→ **Exercise**
Identify the lines bearing the string "Saving" and gather them.
^^^^^^^^^^^^^^^^
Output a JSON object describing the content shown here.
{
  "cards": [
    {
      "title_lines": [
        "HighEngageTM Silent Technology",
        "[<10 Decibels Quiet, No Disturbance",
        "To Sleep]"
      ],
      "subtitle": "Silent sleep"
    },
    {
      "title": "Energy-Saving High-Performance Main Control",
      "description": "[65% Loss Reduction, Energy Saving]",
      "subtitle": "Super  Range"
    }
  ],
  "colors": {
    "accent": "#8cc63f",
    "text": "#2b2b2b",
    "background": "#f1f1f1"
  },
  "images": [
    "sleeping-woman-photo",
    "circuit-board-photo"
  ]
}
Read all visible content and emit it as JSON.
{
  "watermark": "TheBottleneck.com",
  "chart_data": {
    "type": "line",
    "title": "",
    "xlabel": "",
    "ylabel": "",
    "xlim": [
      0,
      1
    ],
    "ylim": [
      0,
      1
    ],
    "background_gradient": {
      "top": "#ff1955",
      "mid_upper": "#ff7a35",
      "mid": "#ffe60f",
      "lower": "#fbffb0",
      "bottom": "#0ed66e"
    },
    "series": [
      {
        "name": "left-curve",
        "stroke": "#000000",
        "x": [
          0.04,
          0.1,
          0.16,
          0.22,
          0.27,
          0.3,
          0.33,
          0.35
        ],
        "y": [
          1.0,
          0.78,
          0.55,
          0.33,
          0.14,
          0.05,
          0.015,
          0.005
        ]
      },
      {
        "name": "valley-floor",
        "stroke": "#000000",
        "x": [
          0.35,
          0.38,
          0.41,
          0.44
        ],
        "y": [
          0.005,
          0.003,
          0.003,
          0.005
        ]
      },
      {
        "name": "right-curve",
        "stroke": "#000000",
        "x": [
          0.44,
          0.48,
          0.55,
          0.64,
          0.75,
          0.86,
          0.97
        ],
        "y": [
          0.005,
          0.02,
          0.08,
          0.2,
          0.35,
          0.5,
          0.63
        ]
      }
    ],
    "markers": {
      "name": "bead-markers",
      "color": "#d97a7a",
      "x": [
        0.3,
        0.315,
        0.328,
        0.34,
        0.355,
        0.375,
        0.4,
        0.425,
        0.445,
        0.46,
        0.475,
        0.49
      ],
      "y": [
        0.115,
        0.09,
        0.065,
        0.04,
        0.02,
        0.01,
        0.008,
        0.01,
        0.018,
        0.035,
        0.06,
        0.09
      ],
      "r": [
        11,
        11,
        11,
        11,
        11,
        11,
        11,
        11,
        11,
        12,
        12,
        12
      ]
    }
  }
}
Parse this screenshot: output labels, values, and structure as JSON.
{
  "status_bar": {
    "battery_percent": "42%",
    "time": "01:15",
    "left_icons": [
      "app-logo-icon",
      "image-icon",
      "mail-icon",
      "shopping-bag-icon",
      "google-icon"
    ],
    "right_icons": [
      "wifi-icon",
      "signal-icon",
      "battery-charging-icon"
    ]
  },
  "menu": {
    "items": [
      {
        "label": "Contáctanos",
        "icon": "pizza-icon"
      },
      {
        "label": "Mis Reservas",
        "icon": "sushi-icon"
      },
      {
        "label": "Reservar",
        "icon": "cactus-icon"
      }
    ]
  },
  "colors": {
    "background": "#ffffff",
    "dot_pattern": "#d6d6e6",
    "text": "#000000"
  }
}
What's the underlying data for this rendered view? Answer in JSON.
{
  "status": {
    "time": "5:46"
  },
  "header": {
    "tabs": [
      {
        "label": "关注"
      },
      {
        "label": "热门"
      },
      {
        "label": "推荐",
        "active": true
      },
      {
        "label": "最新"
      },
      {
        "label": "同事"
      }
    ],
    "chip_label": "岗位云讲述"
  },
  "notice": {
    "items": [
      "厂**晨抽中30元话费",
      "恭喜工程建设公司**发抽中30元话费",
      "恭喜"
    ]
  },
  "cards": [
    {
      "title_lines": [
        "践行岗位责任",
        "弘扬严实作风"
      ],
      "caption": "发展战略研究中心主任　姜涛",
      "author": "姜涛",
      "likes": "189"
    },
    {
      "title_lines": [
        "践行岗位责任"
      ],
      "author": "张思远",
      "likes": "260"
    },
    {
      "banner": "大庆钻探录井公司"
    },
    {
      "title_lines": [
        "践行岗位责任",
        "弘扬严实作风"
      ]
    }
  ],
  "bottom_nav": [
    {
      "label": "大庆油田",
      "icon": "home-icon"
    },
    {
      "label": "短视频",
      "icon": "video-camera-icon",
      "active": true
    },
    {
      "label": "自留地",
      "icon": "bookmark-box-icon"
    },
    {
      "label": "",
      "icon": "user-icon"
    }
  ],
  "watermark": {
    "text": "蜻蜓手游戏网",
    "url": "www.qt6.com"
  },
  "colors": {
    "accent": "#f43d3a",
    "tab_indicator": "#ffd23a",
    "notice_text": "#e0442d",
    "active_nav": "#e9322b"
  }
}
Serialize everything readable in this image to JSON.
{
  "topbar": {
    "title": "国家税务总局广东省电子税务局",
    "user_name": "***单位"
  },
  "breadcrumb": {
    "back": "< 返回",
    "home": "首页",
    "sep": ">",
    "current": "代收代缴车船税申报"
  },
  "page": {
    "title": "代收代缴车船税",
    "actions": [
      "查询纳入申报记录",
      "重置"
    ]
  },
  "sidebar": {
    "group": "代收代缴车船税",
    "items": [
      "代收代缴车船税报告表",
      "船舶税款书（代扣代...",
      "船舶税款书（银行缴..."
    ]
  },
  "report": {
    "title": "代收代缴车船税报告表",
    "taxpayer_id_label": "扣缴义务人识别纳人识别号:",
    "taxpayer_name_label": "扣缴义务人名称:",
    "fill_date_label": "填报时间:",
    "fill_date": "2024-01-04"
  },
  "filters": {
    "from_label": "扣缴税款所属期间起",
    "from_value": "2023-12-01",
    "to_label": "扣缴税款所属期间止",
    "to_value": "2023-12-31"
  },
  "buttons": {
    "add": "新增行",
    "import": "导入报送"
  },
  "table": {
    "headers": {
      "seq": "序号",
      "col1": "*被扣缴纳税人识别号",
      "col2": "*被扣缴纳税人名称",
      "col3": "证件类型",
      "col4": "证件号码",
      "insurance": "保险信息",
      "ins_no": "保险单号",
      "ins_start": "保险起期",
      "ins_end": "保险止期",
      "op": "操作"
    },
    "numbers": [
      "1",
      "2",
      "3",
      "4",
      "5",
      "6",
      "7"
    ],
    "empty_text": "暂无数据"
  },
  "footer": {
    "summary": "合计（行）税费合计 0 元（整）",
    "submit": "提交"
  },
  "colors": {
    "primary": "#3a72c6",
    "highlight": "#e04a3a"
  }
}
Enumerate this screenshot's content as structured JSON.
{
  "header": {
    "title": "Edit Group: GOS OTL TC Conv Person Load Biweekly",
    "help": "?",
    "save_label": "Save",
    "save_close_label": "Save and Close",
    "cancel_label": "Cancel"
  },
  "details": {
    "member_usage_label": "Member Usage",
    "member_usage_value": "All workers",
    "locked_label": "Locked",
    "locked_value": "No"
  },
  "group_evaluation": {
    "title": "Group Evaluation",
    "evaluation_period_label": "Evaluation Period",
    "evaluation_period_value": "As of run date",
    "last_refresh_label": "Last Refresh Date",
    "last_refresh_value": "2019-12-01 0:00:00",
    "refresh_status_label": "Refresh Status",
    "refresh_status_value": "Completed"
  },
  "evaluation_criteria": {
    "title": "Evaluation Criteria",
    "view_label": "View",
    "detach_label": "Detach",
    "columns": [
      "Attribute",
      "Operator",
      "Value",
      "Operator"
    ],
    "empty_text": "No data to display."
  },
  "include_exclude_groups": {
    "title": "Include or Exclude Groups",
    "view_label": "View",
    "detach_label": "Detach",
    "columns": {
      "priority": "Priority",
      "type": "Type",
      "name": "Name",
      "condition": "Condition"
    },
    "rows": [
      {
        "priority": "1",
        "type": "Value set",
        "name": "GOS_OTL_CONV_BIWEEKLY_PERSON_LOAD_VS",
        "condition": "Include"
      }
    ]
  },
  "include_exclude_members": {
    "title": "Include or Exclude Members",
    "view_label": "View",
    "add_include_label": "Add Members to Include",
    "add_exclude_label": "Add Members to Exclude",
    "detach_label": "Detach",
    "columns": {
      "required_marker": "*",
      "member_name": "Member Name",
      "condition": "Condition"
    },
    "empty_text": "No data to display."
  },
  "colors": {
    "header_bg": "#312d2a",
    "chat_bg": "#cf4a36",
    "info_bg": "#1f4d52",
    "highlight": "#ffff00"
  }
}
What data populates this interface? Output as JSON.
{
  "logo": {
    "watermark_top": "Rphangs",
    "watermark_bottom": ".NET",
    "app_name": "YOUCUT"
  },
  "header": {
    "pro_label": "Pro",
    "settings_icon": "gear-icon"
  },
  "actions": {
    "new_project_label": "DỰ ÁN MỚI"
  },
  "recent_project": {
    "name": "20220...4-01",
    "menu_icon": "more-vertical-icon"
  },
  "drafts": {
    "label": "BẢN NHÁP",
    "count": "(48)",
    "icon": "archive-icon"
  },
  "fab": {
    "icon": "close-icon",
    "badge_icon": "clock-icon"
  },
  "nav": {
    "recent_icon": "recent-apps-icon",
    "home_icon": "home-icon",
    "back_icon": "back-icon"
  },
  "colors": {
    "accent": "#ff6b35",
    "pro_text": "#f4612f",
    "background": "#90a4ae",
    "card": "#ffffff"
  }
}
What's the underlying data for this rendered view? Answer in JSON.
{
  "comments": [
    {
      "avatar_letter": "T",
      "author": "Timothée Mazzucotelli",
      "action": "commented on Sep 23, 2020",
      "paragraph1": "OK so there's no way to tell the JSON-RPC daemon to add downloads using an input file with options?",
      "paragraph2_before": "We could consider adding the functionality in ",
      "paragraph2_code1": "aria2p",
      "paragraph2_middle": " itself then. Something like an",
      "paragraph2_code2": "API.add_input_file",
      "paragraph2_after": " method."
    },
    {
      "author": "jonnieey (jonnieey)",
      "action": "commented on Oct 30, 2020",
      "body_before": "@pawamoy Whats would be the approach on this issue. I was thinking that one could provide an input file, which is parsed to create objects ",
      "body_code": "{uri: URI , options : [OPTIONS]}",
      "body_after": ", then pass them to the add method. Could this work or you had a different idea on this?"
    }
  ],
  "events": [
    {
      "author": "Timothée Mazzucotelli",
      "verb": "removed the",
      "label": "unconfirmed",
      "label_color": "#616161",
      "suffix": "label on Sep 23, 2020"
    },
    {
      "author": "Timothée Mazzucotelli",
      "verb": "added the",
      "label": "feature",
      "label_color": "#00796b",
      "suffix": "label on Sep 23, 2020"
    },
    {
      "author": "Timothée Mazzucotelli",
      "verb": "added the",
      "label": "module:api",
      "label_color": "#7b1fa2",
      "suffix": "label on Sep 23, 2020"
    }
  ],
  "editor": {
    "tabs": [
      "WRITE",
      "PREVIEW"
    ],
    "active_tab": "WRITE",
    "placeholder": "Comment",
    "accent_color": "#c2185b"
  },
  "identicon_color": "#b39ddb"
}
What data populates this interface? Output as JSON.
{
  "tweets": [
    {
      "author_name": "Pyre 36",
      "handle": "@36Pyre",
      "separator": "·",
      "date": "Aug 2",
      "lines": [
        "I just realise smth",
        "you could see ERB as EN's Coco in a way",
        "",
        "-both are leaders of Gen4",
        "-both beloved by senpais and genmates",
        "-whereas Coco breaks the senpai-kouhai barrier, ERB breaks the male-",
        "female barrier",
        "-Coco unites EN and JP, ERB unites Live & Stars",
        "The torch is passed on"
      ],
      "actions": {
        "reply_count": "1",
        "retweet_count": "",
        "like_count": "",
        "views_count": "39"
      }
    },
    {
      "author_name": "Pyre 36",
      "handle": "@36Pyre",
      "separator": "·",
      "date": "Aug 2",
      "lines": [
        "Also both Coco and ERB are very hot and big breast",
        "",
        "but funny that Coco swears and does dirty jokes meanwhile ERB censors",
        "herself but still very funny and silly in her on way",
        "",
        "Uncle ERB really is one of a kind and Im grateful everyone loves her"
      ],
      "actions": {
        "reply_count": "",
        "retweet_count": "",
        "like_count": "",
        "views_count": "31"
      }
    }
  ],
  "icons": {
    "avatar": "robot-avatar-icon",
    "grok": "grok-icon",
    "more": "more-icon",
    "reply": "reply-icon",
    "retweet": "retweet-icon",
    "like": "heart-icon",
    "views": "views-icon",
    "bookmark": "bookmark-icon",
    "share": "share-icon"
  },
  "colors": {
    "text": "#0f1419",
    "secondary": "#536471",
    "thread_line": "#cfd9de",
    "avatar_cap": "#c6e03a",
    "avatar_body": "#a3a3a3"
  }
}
^^^^^^^^^^^^^^^^
→ **Correct result**
      "title": "Energy-Saving High-Performance Main Control",
      "description": "[65% Loss Reduction, Energy Saving]",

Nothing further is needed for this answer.